(Task description) In the entries below, find the lines that contain the word "into" and copy them.

** START Provided information **

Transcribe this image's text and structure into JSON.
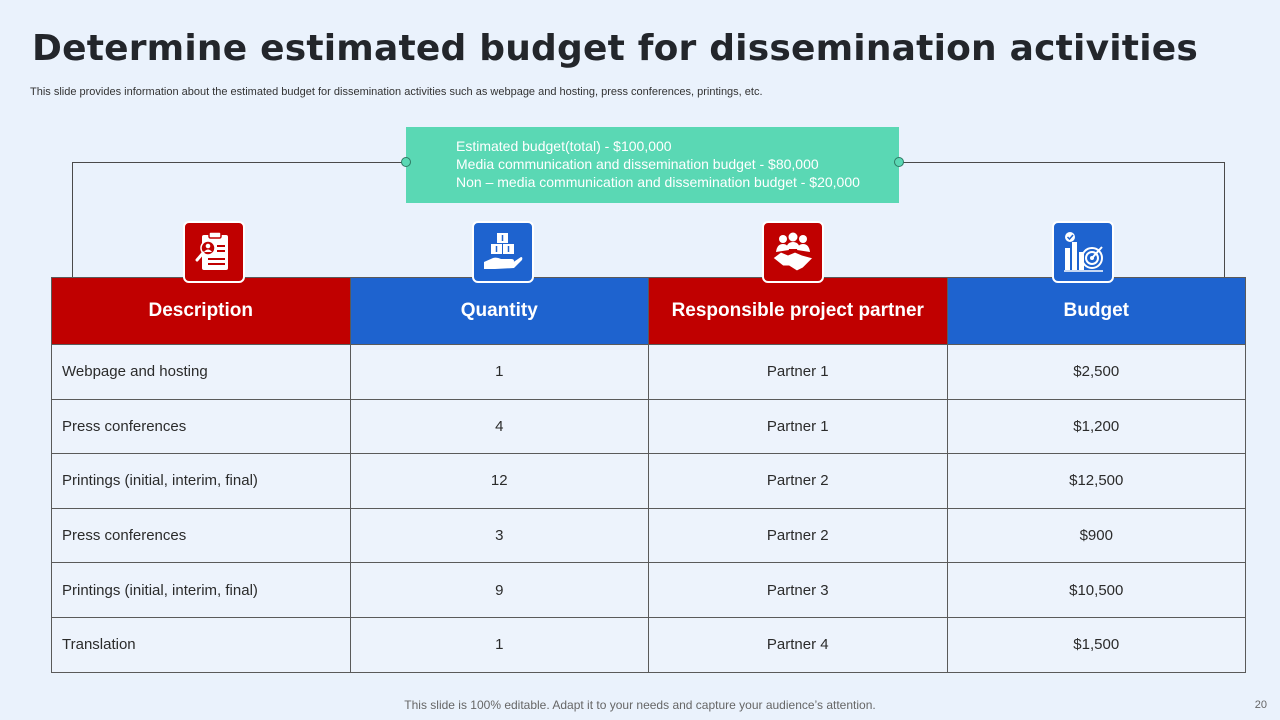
{
  "title": "Determine estimated budget for dissemination activities",
  "subtitle": "This slide provides information about the estimated budget for dissemination activities such as webpage and hosting, press conferences, printings, etc.",
  "summary": {
    "lines": [
      "Estimated budget(total) - $100,000",
      "Media communication and dissemination budget - $80,000",
      "Non – media communication and dissemination budget - $20,000"
    ]
  },
  "icons": [
    "clipboard-person-icon",
    "boxes-hand-icon",
    "handshake-icon",
    "chart-target-icon"
  ],
  "colors": {
    "red": "#c00000",
    "blue": "#1e63cf",
    "teal": "#5ad8b4",
    "background": "#eaf2fc"
  },
  "table": {
    "headers": [
      "Description",
      "Quantity",
      "Responsible project partner",
      "Budget"
    ],
    "rows": [
      [
        "Webpage and hosting",
        "1",
        "Partner 1",
        "$2,500"
      ],
      [
        "Press conferences",
        "4",
        "Partner 1",
        "$1,200"
      ],
      [
        "Printings (initial,  interim, final)",
        "12",
        "Partner 2",
        "$12,500"
      ],
      [
        "Press conferences",
        "3",
        "Partner 2",
        "$900"
      ],
      [
        "Printings (initial,  interim, final)",
        "9",
        "Partner 3",
        "$10,500"
      ],
      [
        "Translation",
        "1",
        "Partner 4",
        "$1,500"
      ]
    ]
  },
  "footer": "This slide is 100% editable. Adapt it to your needs and capture your audience’s attention.",
  "page_number": "20"
}
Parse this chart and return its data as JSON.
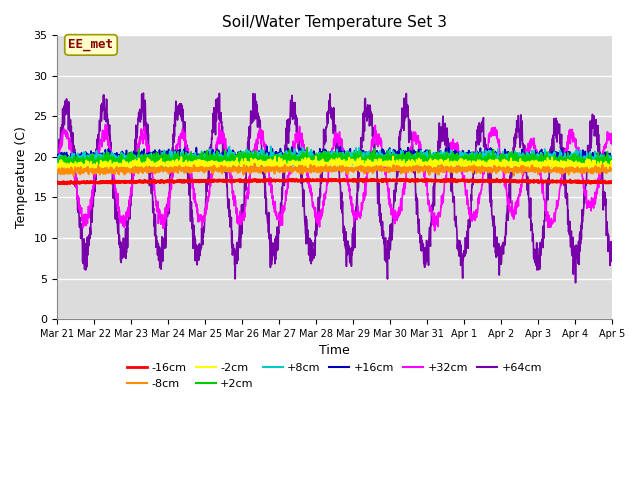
{
  "title": "Soil/Water Temperature Set 3",
  "xlabel": "Time",
  "ylabel": "Temperature (C)",
  "ylim": [
    0,
    35
  ],
  "yticks": [
    0,
    5,
    10,
    15,
    20,
    25,
    30,
    35
  ],
  "annotation_text": "EE_met",
  "annotation_color": "#8B0000",
  "annotation_bg": "#FFFFCC",
  "annotation_edge": "#999900",
  "fig_bg": "#FFFFFF",
  "plot_bg": "#DCDCDC",
  "grid_color": "#FFFFFF",
  "tick_labels": [
    "Mar 21",
    "Mar 22",
    "Mar 23",
    "Mar 24",
    "Mar 25",
    "Mar 26",
    "Mar 27",
    "Mar 28",
    "Mar 29",
    "Mar 30",
    "Mar 31",
    "Apr 1",
    "Apr 2",
    "Apr 3",
    "Apr 4",
    "Apr 5"
  ],
  "tick_positions": [
    0,
    1,
    2,
    3,
    4,
    5,
    6,
    7,
    8,
    9,
    10,
    11,
    12,
    13,
    14,
    15
  ],
  "legend_entries": [
    [
      "-16cm",
      "#FF0000",
      2.0
    ],
    [
      "-8cm",
      "#FF8C00",
      1.5
    ],
    [
      "-2cm",
      "#FFFF00",
      1.5
    ],
    [
      "+2cm",
      "#00CC00",
      1.5
    ],
    [
      "+8cm",
      "#00CCCC",
      1.5
    ],
    [
      "+16cm",
      "#0000BB",
      1.5
    ],
    [
      "+32cm",
      "#FF00FF",
      1.5
    ],
    [
      "+64cm",
      "#7700AA",
      1.5
    ]
  ]
}
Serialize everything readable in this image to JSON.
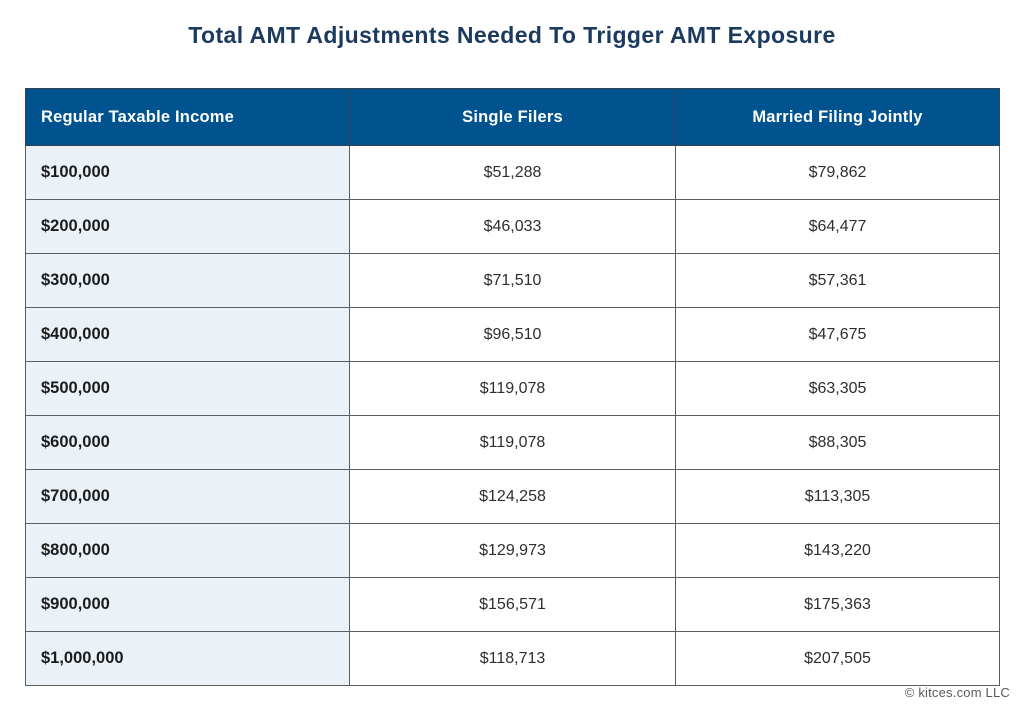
{
  "title": "Total AMT Adjustments Needed To Trigger AMT Exposure",
  "footer": {
    "copyright": "© kitces.com LLC"
  },
  "colors": {
    "header_bg": "#00538f",
    "row_label_bg": "#eaf2f8",
    "title_text": "#1b3a5e"
  },
  "chart_data": {
    "type": "table",
    "title": "Total AMT Adjustments Needed To Trigger AMT Exposure",
    "columns": [
      "Regular Taxable Income",
      "Single Filers",
      "Married Filing Jointly"
    ],
    "rows": [
      [
        "$100,000",
        "$51,288",
        "$79,862"
      ],
      [
        "$200,000",
        "$46,033",
        "$64,477"
      ],
      [
        "$300,000",
        "$71,510",
        "$57,361"
      ],
      [
        "$400,000",
        "$96,510",
        "$47,675"
      ],
      [
        "$500,000",
        "$119,078",
        "$63,305"
      ],
      [
        "$600,000",
        "$119,078",
        "$88,305"
      ],
      [
        "$700,000",
        "$124,258",
        "$113,305"
      ],
      [
        "$800,000",
        "$129,973",
        "$143,220"
      ],
      [
        "$900,000",
        "$156,571",
        "$175,363"
      ],
      [
        "$1,000,000",
        "$118,713",
        "$207,505"
      ]
    ]
  }
}
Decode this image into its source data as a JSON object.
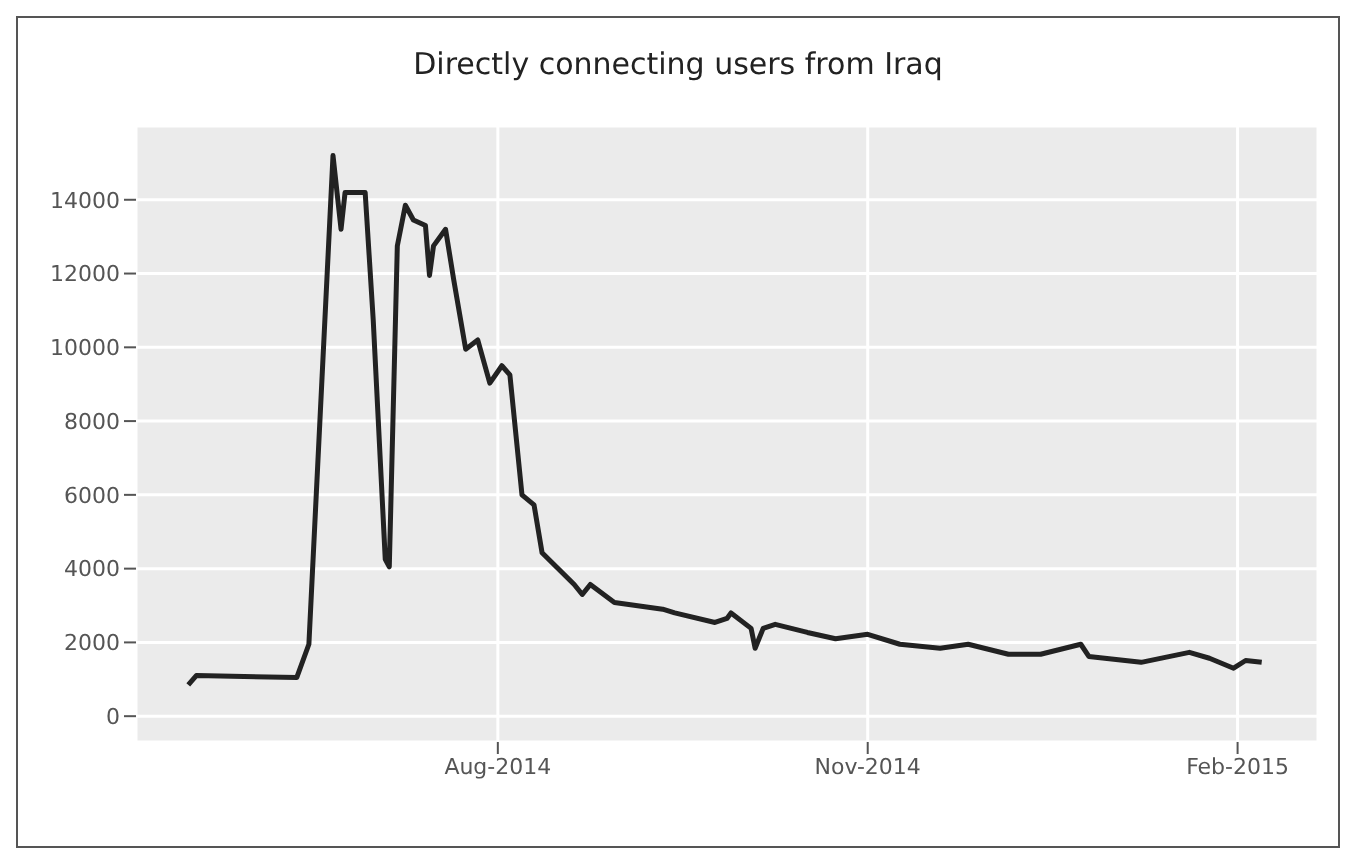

** END Provided information **

(The response)
Transcribe this image's text and structure into JSON.
Decode this image into its source data as a JSON object.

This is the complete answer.